*Task to complete*
Would you quote every entry exactly, dropping only the pictures?

*Task material*
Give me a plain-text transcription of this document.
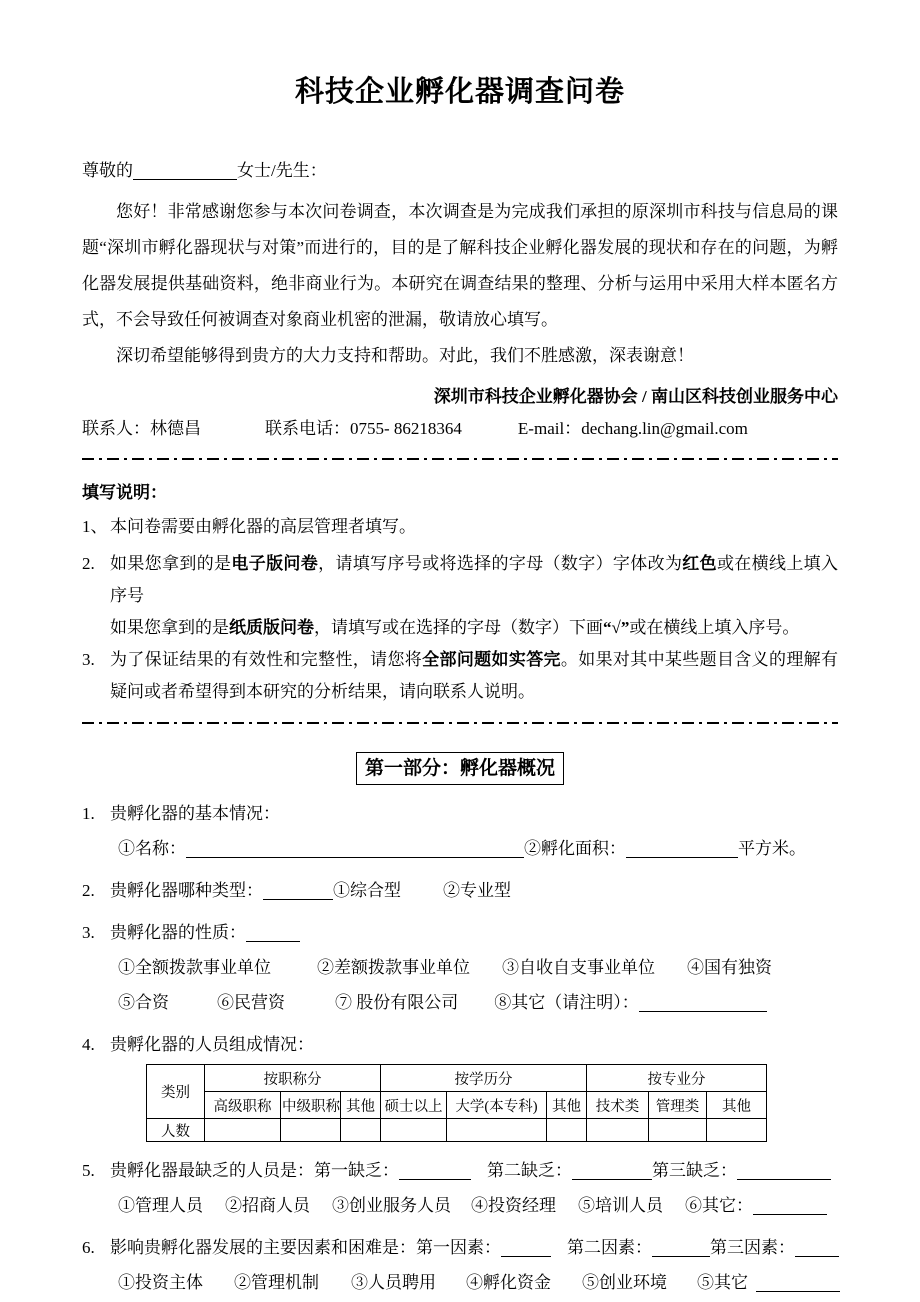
科技企业孵化器调查问卷

尊敬的	女士/先生：

您好！非常感谢您参与本次问卷调查，本次调查是为完成我们承担的原深圳市科技与信息局的课题“深圳市孵化器现状与对策”而进行的，目的是了解科技企业孵化器发展的现状和存在的问题，为孵化器发展提供基础资料，绝非商业行为。本研究在调查结果的整理、分析与运用中采用大样本匿名方式，不会导致任何被调查对象商业机密的泄漏，敬请放心填写。

深切希望能够得到贵方的大力支持和帮助。对此，我们不胜感激，深表谢意！

深圳市科技企业孵化器协会 / 南山区科技创业服务中心

联系人：林德昌	联系电话：0755- 86218364	E-mail：dechang.lin@gmail.com

填写说明：

1、 本问卷需要由孵化器的高层管理者填写。
2. 如果您拿到的是电子版问卷，请填写序号或将选择的字母（数字）字体改为红色或在横线上填入序号
如果您拿到的是纸质版问卷，请填写或在选择的字母（数字）下画“√”或在横线上填入序号。
3. 为了保证结果的有效性和完整性，请您将全部问题如实答完。如果对其中某些题目含义的理解有疑问或者希望得到本研究的分析结果，请向联系人说明。
第一部分：孵化器概况
1. 贵孵化器的基本情况：
①名称：	②孵化面积：	平方米。
2. 贵孵化器哪种类型：	①综合型 ②专业型
3. 贵孵化器的性质：
①全额拨款事业单位	②差额拨款事业单位 ③自收自支事业单位 ④国有独资
⑤合资	⑥民营资	⑦ 股份有限公司 ⑧其它（请注明）：
4. 贵孵化器的人员组成情况：
类别	按职称分			按学历分			按专业分		
	高级职称	中级职称	其他	硕士以上	大学(本专科)	其他	技术类	管理类	其他
人数									
5. 贵孵化器最缺乏的人员是：第一缺乏：	第二缺乏：	第三缺乏：
①管理人员 ②招商人员 ③创业服务人员 ④投资经理 ⑤培训人员 ⑥其它：
6. 影响贵孵化器发展的主要因素和困难是：第一因素：	第二因素：	第三因素：
①投资主体 ②管理机制 ③人员聘用 ④孵化资金 ⑤创业环境 ⑤其它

*Written response*
Give me a plain-text transcription of this document.
科技企业孵化器调查问卷

尊敬的	女士/先生：

您好！非常感谢您参与本次问卷调查，本次调查是为完成我们承担的原深圳市科技与信息局的课题“深圳市孵化器现状与对策”而进行的，目的是了解科技企业孵化器发展的现状和存在的问题，为孵化器发展提供基础资料，绝非商业行为。本研究在调查结果的整理、分析与运用中采用大样本匿名方式，不会导致任何被调查对象商业机密的泄漏，敬请放心填写。

深切希望能够得到贵方的大力支持和帮助。对此，我们不胜感激，深表谢意！

深圳市科技企业孵化器协会 / 南山区科技创业服务中心

联系人：林德昌	联系电话：0755- 86218364	E-mail：dechang.lin@gmail.com

填写说明：

1、 本问卷需要由孵化器的高层管理者填写。
2. 如果您拿到的是电子版问卷，请填写序号或将选择的字母（数字）字体改为红色或在横线上填入序号
如果您拿到的是纸质版问卷，请填写或在选择的字母（数字）下画“√”或在横线上填入序号。
3. 为了保证结果的有效性和完整性，请您将全部问题如实答完。如果对其中某些题目含义的理解有疑问或者希望得到本研究的分析结果，请向联系人说明。
第一部分：孵化器概况
1. 贵孵化器的基本情况：
①名称：	②孵化面积：	平方米。
2. 贵孵化器哪种类型：	①综合型 ②专业型
3. 贵孵化器的性质：
①全额拨款事业单位	②差额拨款事业单位 ③自收自支事业单位 ④国有独资
⑤合资	⑥民营资	⑦ 股份有限公司 ⑧其它（请注明）：
4. 贵孵化器的人员组成情况：
类别	按职称分			按学历分			按专业分		
	高级职称	中级职称	其他	硕士以上	大学(本专科)	其他	技术类	管理类	其他
人数									
5. 贵孵化器最缺乏的人员是：第一缺乏：	第二缺乏：	第三缺乏：
①管理人员 ②招商人员 ③创业服务人员 ④投资经理 ⑤培训人员 ⑥其它：
6. 影响贵孵化器发展的主要因素和困难是：第一因素：	第二因素：	第三因素：
①投资主体 ②管理机制 ③人员聘用 ④孵化资金 ⑤创业环境 ⑤其它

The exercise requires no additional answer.